| Work to be completed |
Report every line below that holds the word "SAINTS".
--- BEGIN Data excerpts ---
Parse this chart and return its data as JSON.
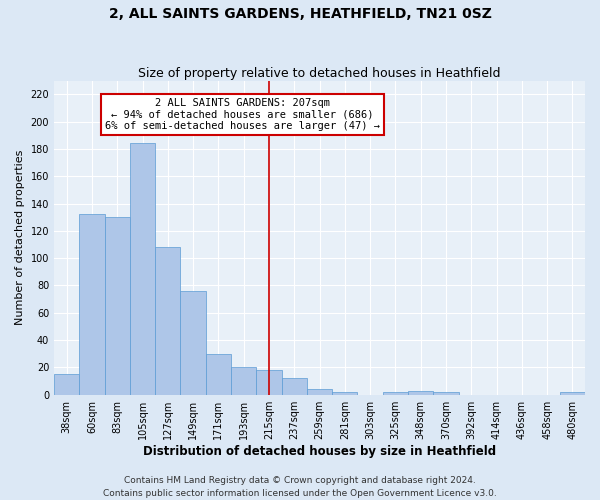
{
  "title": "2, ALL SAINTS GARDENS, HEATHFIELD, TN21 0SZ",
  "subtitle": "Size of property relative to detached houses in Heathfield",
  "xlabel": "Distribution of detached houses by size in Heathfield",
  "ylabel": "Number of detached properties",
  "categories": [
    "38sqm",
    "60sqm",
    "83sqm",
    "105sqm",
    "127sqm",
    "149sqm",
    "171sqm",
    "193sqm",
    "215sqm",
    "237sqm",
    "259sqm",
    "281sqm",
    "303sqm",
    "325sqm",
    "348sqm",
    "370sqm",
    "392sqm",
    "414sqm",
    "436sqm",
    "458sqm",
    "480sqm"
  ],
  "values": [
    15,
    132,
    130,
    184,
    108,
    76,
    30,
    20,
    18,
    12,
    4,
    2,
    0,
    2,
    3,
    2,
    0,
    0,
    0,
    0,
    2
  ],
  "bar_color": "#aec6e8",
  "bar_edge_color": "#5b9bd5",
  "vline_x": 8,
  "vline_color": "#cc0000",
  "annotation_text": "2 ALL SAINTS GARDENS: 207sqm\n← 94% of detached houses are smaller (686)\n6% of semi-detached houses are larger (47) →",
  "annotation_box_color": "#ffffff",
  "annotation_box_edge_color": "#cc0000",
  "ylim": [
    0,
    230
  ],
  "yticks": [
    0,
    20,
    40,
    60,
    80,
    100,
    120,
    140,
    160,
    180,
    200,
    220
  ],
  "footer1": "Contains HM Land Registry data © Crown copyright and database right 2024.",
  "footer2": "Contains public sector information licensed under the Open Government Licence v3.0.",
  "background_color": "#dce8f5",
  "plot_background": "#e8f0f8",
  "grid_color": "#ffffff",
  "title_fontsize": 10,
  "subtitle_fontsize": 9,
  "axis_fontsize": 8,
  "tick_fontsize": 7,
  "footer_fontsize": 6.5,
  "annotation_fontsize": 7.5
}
--- END Data excerpts ---
| Task solution |
  "title": "2, ALL SAINTS GARDENS, HEATHFIELD, TN21 0SZ",
  "annotation_text": "2 ALL SAINTS GARDENS: 207sqm\n← 94% of detached houses are smaller (686)\n6% of semi-detached houses are larger (47) →",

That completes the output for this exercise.